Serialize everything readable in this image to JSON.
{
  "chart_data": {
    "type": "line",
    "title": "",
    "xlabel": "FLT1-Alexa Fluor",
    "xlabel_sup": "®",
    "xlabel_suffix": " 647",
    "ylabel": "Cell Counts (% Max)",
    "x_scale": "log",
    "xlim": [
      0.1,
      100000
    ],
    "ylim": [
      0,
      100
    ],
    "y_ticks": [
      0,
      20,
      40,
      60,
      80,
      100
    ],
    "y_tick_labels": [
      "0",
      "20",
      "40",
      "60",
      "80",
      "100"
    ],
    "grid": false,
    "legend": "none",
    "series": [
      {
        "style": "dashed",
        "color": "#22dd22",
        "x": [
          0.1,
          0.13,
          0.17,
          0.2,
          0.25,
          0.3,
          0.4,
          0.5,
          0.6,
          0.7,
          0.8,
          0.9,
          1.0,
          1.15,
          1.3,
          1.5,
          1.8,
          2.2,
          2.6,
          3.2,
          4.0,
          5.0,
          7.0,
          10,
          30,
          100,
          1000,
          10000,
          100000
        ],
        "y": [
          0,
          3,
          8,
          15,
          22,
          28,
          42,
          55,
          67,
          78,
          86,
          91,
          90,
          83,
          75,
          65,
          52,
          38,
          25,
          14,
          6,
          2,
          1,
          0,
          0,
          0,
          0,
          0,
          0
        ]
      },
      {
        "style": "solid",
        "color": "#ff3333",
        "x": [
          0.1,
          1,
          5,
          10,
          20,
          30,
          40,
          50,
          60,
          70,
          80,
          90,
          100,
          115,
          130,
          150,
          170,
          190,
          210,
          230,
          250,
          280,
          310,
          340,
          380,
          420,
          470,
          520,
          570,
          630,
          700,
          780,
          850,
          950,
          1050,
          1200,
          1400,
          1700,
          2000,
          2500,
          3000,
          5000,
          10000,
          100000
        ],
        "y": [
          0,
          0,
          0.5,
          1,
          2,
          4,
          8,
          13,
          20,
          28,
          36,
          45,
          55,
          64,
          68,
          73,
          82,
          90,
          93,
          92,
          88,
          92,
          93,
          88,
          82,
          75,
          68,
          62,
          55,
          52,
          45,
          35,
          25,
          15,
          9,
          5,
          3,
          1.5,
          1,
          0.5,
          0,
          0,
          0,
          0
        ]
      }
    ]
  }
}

# Task to complete
Copy the records above exactly as they appear.

# Solution below
Serialize everything readable in this image to JSON.
{
  "chart_data": {
    "type": "line",
    "title": "",
    "xlabel": "FLT1-Alexa Fluor",
    "xlabel_sup": "®",
    "xlabel_suffix": " 647",
    "ylabel": "Cell Counts (% Max)",
    "x_scale": "log",
    "xlim": [
      0.1,
      100000
    ],
    "ylim": [
      0,
      100
    ],
    "y_ticks": [
      0,
      20,
      40,
      60,
      80,
      100
    ],
    "y_tick_labels": [
      "0",
      "20",
      "40",
      "60",
      "80",
      "100"
    ],
    "grid": false,
    "legend": "none",
    "series": [
      {
        "style": "dashed",
        "color": "#22dd22",
        "x": [
          0.1,
          0.13,
          0.17,
          0.2,
          0.25,
          0.3,
          0.4,
          0.5,
          0.6,
          0.7,
          0.8,
          0.9,
          1.0,
          1.15,
          1.3,
          1.5,
          1.8,
          2.2,
          2.6,
          3.2,
          4.0,
          5.0,
          7.0,
          10,
          30,
          100,
          1000,
          10000,
          100000
        ],
        "y": [
          0,
          3,
          8,
          15,
          22,
          28,
          42,
          55,
          67,
          78,
          86,
          91,
          90,
          83,
          75,
          65,
          52,
          38,
          25,
          14,
          6,
          2,
          1,
          0,
          0,
          0,
          0,
          0,
          0
        ]
      },
      {
        "style": "solid",
        "color": "#ff3333",
        "x": [
          0.1,
          1,
          5,
          10,
          20,
          30,
          40,
          50,
          60,
          70,
          80,
          90,
          100,
          115,
          130,
          150,
          170,
          190,
          210,
          230,
          250,
          280,
          310,
          340,
          380,
          420,
          470,
          520,
          570,
          630,
          700,
          780,
          850,
          950,
          1050,
          1200,
          1400,
          1700,
          2000,
          2500,
          3000,
          5000,
          10000,
          100000
        ],
        "y": [
          0,
          0,
          0.5,
          1,
          2,
          4,
          8,
          13,
          20,
          28,
          36,
          45,
          55,
          64,
          68,
          73,
          82,
          90,
          93,
          92,
          88,
          92,
          93,
          88,
          82,
          75,
          68,
          62,
          55,
          52,
          45,
          35,
          25,
          15,
          9,
          5,
          3,
          1.5,
          1,
          0.5,
          0,
          0,
          0,
          0
        ]
      }
    ]
  }
}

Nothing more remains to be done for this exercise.